▸ **Exercise description**
Copy out the entries in full and with complete accuracy; pictures are excluded.

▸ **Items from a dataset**

===

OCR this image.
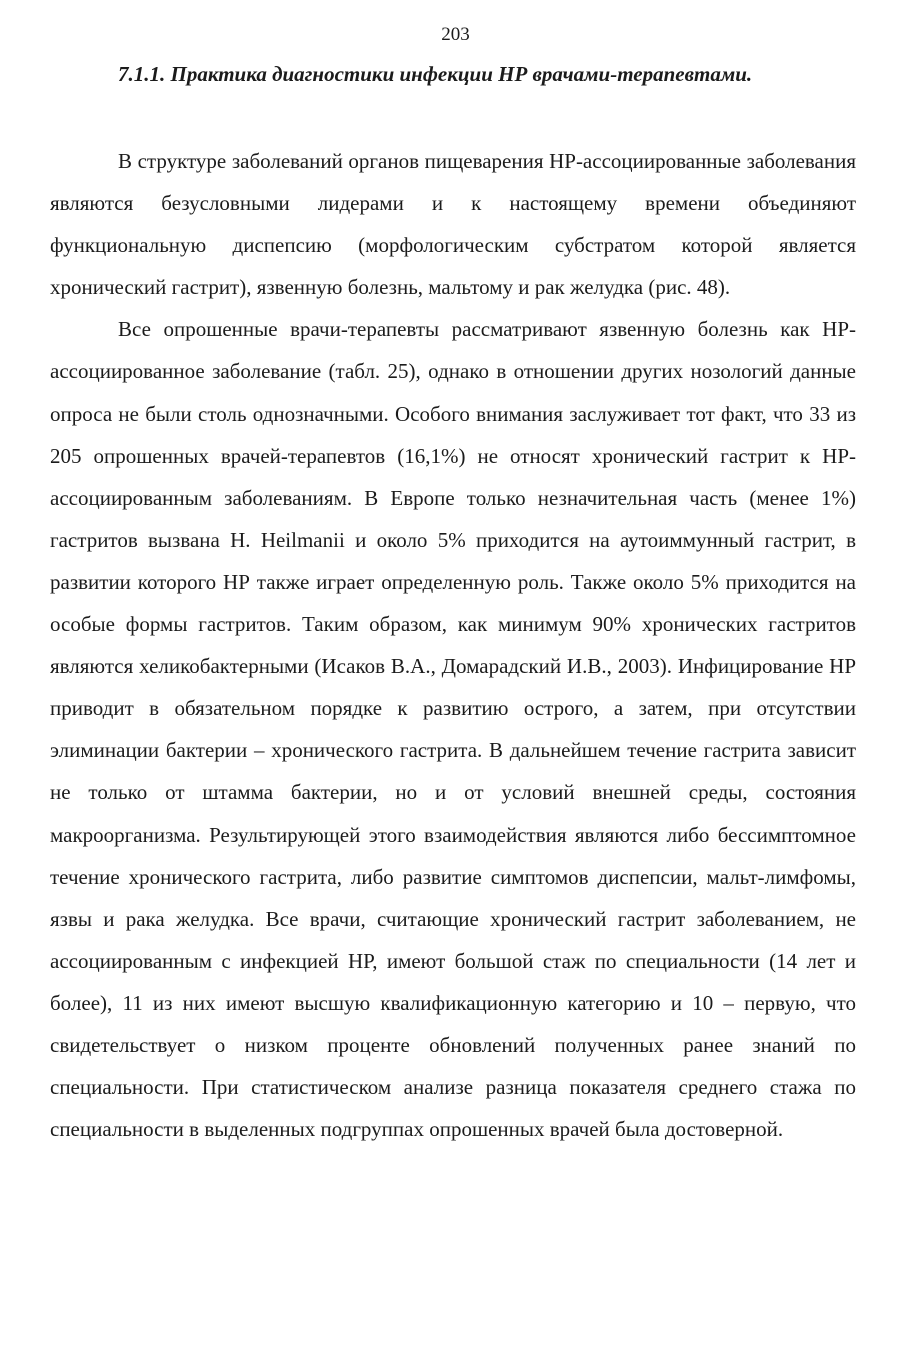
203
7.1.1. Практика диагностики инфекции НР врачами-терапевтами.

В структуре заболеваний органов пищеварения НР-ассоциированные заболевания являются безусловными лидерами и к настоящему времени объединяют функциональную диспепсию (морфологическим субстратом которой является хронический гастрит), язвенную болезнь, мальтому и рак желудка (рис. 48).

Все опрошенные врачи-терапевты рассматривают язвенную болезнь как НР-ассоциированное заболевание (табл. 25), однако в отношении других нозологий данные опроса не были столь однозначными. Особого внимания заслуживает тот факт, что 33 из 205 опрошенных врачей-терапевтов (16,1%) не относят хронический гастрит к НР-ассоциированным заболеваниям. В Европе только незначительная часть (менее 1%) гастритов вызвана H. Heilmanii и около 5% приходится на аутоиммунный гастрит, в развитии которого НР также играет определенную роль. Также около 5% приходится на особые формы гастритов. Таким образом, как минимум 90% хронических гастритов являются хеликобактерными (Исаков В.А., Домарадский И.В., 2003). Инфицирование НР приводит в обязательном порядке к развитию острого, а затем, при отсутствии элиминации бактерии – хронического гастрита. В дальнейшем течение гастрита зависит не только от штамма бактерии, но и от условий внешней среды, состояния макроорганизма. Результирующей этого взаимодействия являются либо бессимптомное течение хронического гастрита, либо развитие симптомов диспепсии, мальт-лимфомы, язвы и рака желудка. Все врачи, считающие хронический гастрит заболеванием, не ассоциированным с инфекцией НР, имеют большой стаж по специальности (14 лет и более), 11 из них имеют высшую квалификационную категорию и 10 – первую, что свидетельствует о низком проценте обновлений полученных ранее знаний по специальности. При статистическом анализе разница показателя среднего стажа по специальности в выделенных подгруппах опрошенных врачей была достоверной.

===

▸ **Correct answer**
OCR this image.
203
7.1.1. Практика диагностики инфекции НР врачами-терапевтами.

В структуре заболеваний органов пищеварения НР-ассоциированные заболевания являются безусловными лидерами и к настоящему времени объединяют функциональную диспепсию (морфологическим субстратом которой является хронический гастрит), язвенную болезнь, мальтому и рак желудка (рис. 48).

Все опрошенные врачи-терапевты рассматривают язвенную болезнь как НР-ассоциированное заболевание (табл. 25), однако в отношении других нозологий данные опроса не были столь однозначными. Особого внимания заслуживает тот факт, что 33 из 205 опрошенных врачей-терапевтов (16,1%) не относят хронический гастрит к НР-ассоциированным заболеваниям. В Европе только незначительная часть (менее 1%) гастритов вызвана H. Heilmanii и около 5% приходится на аутоиммунный гастрит, в развитии которого НР также играет определенную роль. Также около 5% приходится на особые формы гастритов. Таким образом, как минимум 90% хронических гастритов являются хеликобактерными (Исаков В.А., Домарадский И.В., 2003). Инфицирование НР приводит в обязательном порядке к развитию острого, а затем, при отсутствии элиминации бактерии – хронического гастрита. В дальнейшем течение гастрита зависит не только от штамма бактерии, но и от условий внешней среды, состояния макроорганизма. Результирующей этого взаимодействия являются либо бессимптомное течение хронического гастрита, либо развитие симптомов диспепсии, мальт-лимфомы, язвы и рака желудка. Все врачи, считающие хронический гастрит заболеванием, не ассоциированным с инфекцией НР, имеют большой стаж по специальности (14 лет и более), 11 из них имеют высшую квалификационную категорию и 10 – первую, что свидетельствует о низком проценте обновлений полученных ранее знаний по специальности. При статистическом анализе разница показателя среднего стажа по специальности в выделенных подгруппах опрошенных врачей была достоверной.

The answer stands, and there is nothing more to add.